* _PROBLEM REQUIREMENTS_: Please pull out the lines of the records below word for word, from the first line of the records through the line that contains "ts-region-patch [1285, 287, 1321, 311]", including both.

* _DATASET_:
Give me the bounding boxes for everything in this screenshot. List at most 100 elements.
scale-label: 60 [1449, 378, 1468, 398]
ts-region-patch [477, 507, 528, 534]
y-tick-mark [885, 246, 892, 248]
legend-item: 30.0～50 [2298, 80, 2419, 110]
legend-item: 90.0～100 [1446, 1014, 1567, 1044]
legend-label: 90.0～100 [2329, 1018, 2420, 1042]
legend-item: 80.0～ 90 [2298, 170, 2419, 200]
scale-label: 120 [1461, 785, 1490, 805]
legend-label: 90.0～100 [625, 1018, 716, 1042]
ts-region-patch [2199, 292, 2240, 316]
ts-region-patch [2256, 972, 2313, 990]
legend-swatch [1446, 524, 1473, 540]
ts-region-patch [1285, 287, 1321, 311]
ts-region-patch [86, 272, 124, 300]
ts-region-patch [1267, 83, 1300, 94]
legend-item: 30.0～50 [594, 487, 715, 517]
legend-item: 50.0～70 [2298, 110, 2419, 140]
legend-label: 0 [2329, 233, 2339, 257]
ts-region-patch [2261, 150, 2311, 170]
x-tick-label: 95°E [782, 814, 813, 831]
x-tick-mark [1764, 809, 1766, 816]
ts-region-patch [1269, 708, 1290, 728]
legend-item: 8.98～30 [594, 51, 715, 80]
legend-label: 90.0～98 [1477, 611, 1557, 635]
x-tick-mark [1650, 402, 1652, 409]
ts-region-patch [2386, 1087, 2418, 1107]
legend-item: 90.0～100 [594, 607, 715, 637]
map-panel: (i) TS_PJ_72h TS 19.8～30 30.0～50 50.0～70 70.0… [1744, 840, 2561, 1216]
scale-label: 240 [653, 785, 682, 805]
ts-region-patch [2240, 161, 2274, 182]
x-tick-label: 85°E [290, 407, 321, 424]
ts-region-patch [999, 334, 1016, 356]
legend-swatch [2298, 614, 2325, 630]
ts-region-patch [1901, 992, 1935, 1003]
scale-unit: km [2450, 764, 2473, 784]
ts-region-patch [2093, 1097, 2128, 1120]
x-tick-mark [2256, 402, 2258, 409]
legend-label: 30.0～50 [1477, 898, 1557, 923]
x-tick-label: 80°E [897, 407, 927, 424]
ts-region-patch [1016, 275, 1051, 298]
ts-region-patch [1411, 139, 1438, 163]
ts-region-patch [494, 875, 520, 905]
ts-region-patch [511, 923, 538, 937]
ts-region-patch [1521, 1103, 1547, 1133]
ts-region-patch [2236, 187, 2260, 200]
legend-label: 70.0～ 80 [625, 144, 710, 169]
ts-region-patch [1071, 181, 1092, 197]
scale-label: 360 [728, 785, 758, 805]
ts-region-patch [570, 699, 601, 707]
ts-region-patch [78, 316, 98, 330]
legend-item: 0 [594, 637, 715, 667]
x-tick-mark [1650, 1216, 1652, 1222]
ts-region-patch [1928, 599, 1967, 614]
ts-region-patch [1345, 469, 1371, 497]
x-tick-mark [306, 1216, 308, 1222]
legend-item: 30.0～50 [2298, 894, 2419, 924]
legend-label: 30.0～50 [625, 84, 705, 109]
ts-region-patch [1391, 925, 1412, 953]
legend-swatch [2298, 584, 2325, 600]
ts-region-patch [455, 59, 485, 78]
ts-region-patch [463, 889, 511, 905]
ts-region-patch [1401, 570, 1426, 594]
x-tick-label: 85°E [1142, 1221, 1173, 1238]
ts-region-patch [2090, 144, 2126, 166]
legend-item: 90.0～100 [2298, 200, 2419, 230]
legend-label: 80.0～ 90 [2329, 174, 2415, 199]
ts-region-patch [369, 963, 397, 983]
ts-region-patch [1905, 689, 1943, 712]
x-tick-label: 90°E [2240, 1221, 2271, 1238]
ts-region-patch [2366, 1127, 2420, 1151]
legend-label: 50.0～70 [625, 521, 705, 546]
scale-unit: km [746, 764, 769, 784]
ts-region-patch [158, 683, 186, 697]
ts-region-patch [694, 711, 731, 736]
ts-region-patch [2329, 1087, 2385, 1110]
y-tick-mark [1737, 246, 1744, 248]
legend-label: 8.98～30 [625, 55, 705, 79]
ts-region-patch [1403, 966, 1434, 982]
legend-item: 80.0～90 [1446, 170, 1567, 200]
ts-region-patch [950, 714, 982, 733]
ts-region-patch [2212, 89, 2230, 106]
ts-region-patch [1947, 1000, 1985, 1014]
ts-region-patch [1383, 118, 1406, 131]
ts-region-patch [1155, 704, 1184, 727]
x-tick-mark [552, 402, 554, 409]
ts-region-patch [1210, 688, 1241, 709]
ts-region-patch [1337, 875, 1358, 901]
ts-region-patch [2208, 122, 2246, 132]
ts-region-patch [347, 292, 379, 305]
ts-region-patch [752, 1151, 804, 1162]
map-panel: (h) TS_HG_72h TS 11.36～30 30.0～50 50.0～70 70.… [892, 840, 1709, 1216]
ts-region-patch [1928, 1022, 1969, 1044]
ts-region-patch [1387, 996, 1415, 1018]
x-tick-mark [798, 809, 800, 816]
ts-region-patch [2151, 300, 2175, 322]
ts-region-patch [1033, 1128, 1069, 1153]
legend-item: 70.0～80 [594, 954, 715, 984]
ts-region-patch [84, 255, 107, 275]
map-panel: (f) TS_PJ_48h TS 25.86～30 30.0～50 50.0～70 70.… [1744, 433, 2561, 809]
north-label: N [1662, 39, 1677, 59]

* _TASK RESPONSE_:
Give me the bounding boxes for everything in this screenshot. List at most 100 elements.
scale-label: 60 [1449, 378, 1468, 398]
ts-region-patch [477, 507, 528, 534]
y-tick-mark [885, 246, 892, 248]
legend-item: 30.0～50 [2298, 80, 2419, 110]
legend-item: 90.0～100 [1446, 1014, 1567, 1044]
legend-label: 90.0～100 [2329, 1018, 2420, 1042]
legend-item: 80.0～ 90 [2298, 170, 2419, 200]
scale-label: 120 [1461, 785, 1490, 805]
legend-label: 90.0～100 [625, 1018, 716, 1042]
ts-region-patch [2199, 292, 2240, 316]
ts-region-patch [2256, 972, 2313, 990]
legend-swatch [1446, 524, 1473, 540]
ts-region-patch [1285, 287, 1321, 311]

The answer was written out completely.